TASK DIRECTIONS –
Reproduce each line of the records below verbatim, omitting the pictures from your output.

PROVIDED DATA –
- - - - - - -
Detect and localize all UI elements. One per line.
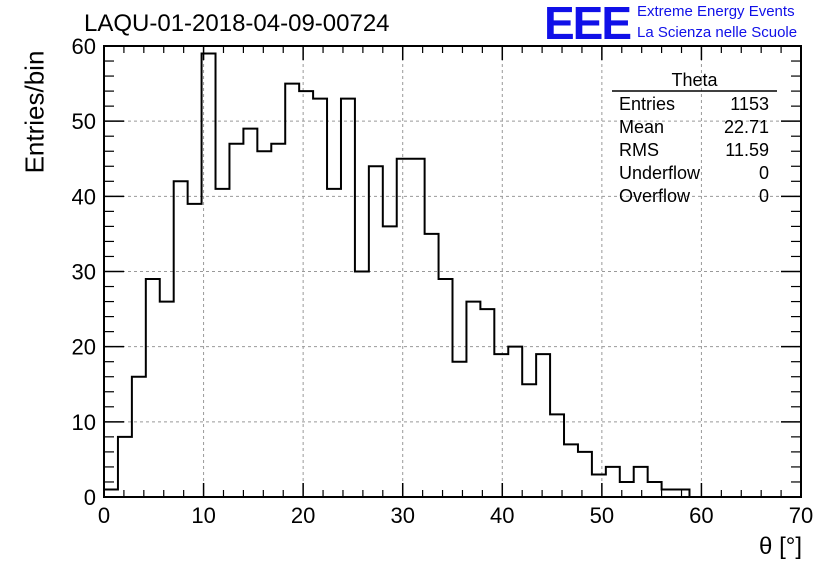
histogram-bin: [188, 204, 202, 497]
x-tick-label: 10: [191, 503, 215, 528]
histogram-bin: [466, 302, 480, 497]
histogram-bin: [257, 151, 271, 497]
stats-row-label: Overflow: [619, 186, 691, 206]
x-axis-label: θ [°]: [759, 533, 802, 560]
histogram-bin: [271, 144, 285, 497]
histogram-bin: [146, 279, 160, 497]
histogram-bin: [118, 437, 132, 497]
stats-row-label: RMS: [619, 140, 659, 160]
x-tick-label: 0: [98, 503, 110, 528]
histogram-bin: [104, 489, 118, 497]
histogram-bin: [606, 467, 620, 497]
stats-row-value: 11.59: [725, 140, 769, 160]
stats-row-value: 0: [759, 163, 769, 183]
histogram-bin: [229, 144, 243, 497]
x-tick-label: 70: [789, 503, 813, 528]
histogram-bin: [578, 452, 592, 497]
histogram-bin: [453, 362, 467, 497]
stats-row-value: 1153: [730, 94, 769, 114]
stats-box: Theta Entries 1153 Mean 22.71 RMS 11.59 Underfl…: [612, 70, 777, 206]
histogram-bin: [160, 302, 174, 497]
histogram-bin: [369, 166, 383, 497]
histogram-bin: [355, 272, 369, 498]
histogram-bin: [522, 384, 536, 497]
logo-line-2: La Scienza nelle Scuole: [637, 24, 798, 41]
x-tick-label: 30: [390, 503, 414, 528]
histogram-bin: [313, 99, 327, 497]
x-tick-label: 40: [490, 503, 514, 528]
stats-row-label: Entries: [619, 94, 675, 114]
histogram-bin: [243, 129, 257, 497]
histogram-bin: [341, 99, 355, 497]
histogram-outline: [103, 52, 801, 498]
y-tick-label: 30: [72, 260, 96, 285]
histogram-bin: [132, 377, 146, 497]
histogram-bin: [508, 347, 522, 497]
histogram-bin: [494, 354, 508, 497]
histogram-bin: [174, 181, 188, 497]
histogram-bin: [592, 474, 606, 497]
histogram-bin: [285, 84, 299, 497]
tick-labels: 0 10 20 30 40 50 60 70 0 10 20 30 40 50 60: [72, 34, 814, 528]
histogram-bin: [397, 159, 411, 497]
histogram-bin: [439, 279, 453, 497]
y-tick-label: 40: [72, 184, 96, 209]
histogram-bin: [425, 234, 439, 497]
histogram-bin: [480, 309, 494, 497]
y-tick-label: 60: [72, 34, 96, 59]
histogram-bin: [411, 159, 425, 497]
histogram-bin: [648, 482, 662, 497]
y-tick-label: 0: [84, 485, 96, 510]
histogram-bin: [536, 354, 550, 497]
histogram-bin: [564, 444, 578, 497]
histogram-bin: [620, 482, 634, 497]
histogram-bin: [383, 226, 397, 497]
histogram-bin: [216, 189, 230, 497]
y-tick-label: 50: [72, 109, 96, 134]
histogram-bin: [662, 489, 676, 497]
plot-frame: [103, 45, 802, 498]
histogram-bin: [676, 489, 690, 497]
chart-title: LAQU-01-2018-04-09-00724: [84, 10, 390, 37]
histogram-bin: [550, 414, 564, 497]
stats-row-label: Mean: [619, 117, 664, 137]
y-tick-label: 10: [72, 410, 96, 435]
histogram-bin: [202, 54, 216, 497]
x-tick-label: 50: [590, 503, 614, 528]
histogram-bin: [327, 189, 341, 497]
axis-ticks: [103, 45, 802, 498]
x-tick-label: 20: [291, 503, 315, 528]
stats-row-value: 22.71: [724, 117, 769, 137]
stats-row-label: Underflow: [619, 163, 701, 183]
stats-box-title: Theta: [671, 70, 718, 90]
x-tick-label: 60: [689, 503, 713, 528]
stats-row-value: 0: [759, 186, 769, 206]
eee-logo: EEE: [544, 0, 632, 49]
histogram-bin: [299, 91, 313, 497]
y-tick-label: 20: [72, 335, 96, 360]
logo-line-1: Extreme Energy Events: [637, 3, 795, 20]
histogram-bin: [634, 467, 648, 497]
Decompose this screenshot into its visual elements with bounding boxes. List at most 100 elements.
- - - - - - -
OUTPUT –
Detect and localize all UI elements. One per line.
histogram-bin: [188, 204, 202, 497]
x-tick-label: 10: [191, 503, 215, 528]
histogram-bin: [466, 302, 480, 497]
histogram-bin: [257, 151, 271, 497]
stats-row-label: Overflow: [619, 186, 691, 206]
x-axis-label: θ [°]: [759, 533, 802, 560]
histogram-bin: [271, 144, 285, 497]
histogram-bin: [146, 279, 160, 497]
histogram-bin: [118, 437, 132, 497]
stats-row-label: RMS: [619, 140, 659, 160]
x-tick-label: 0: [98, 503, 110, 528]
histogram-bin: [104, 489, 118, 497]
histogram-bin: [606, 467, 620, 497]
stats-row-value: 11.59: [725, 140, 769, 160]
stats-row-value: 0: [759, 163, 769, 183]
histogram-bin: [229, 144, 243, 497]
x-tick-label: 70: [789, 503, 813, 528]
histogram-bin: [578, 452, 592, 497]
histogram-bin: [453, 362, 467, 497]
stats-row-value: 1153: [730, 94, 769, 114]
stats-box: Theta Entries 1153 Mean 22.71 RMS 11.59 Underfl…: [612, 70, 777, 206]
histogram-bin: [160, 302, 174, 497]
histogram-bin: [369, 166, 383, 497]
histogram-bin: [355, 272, 369, 498]
histogram-bin: [522, 384, 536, 497]
logo-line-2: La Scienza nelle Scuole: [637, 24, 798, 41]
x-tick-label: 30: [390, 503, 414, 528]
histogram-bin: [313, 99, 327, 497]
x-tick-label: 40: [490, 503, 514, 528]
stats-row-label: Entries: [619, 94, 675, 114]
histogram-bin: [243, 129, 257, 497]
histogram-bin: [341, 99, 355, 497]
histogram-outline: [103, 52, 801, 498]
y-tick-label: 30: [72, 260, 96, 285]
histogram-bin: [132, 377, 146, 497]
histogram-bin: [508, 347, 522, 497]
histogram-bin: [494, 354, 508, 497]
histogram-bin: [174, 181, 188, 497]
histogram-bin: [592, 474, 606, 497]
histogram-bin: [285, 84, 299, 497]
tick-labels: 0 10 20 30 40 50 60 70 0 10 20 30 40 50 60: [72, 34, 814, 528]
histogram-bin: [397, 159, 411, 497]
histogram-bin: [439, 279, 453, 497]
y-tick-label: 40: [72, 184, 96, 209]
histogram-bin: [425, 234, 439, 497]
histogram-bin: [480, 309, 494, 497]
y-tick-label: 60: [72, 34, 96, 59]
histogram-bin: [411, 159, 425, 497]
histogram-bin: [648, 482, 662, 497]
y-tick-label: 0: [84, 485, 96, 510]
histogram-bin: [536, 354, 550, 497]
histogram-bin: [564, 444, 578, 497]
histogram-bin: [620, 482, 634, 497]
histogram-bin: [383, 226, 397, 497]
histogram-bin: [216, 189, 230, 497]
y-tick-label: 50: [72, 109, 96, 134]
histogram-bin: [662, 489, 676, 497]
plot-frame: [103, 45, 802, 498]
histogram-bin: [676, 489, 690, 497]
chart-title: LAQU-01-2018-04-09-00724: [84, 10, 390, 37]
histogram-bin: [550, 414, 564, 497]
stats-row-label: Mean: [619, 117, 664, 137]
y-tick-label: 10: [72, 410, 96, 435]
histogram-bin: [202, 54, 216, 497]
x-tick-label: 50: [590, 503, 614, 528]
histogram-bin: [327, 189, 341, 497]
axis-ticks: [103, 45, 802, 498]
x-tick-label: 20: [291, 503, 315, 528]
stats-row-value: 22.71: [724, 117, 769, 137]
stats-row-label: Underflow: [619, 163, 701, 183]
stats-box-title: Theta: [671, 70, 718, 90]
x-tick-label: 60: [689, 503, 713, 528]
stats-row-value: 0: [759, 186, 769, 206]
eee-logo: EEE: [544, 0, 632, 49]
histogram-bin: [299, 91, 313, 497]
y-tick-label: 20: [72, 335, 96, 360]
logo-line-1: Extreme Energy Events: [637, 3, 795, 20]
histogram-bin: [634, 467, 648, 497]
Decompose this screenshot into its visual elements with bounding boxes. List at most 100 elements.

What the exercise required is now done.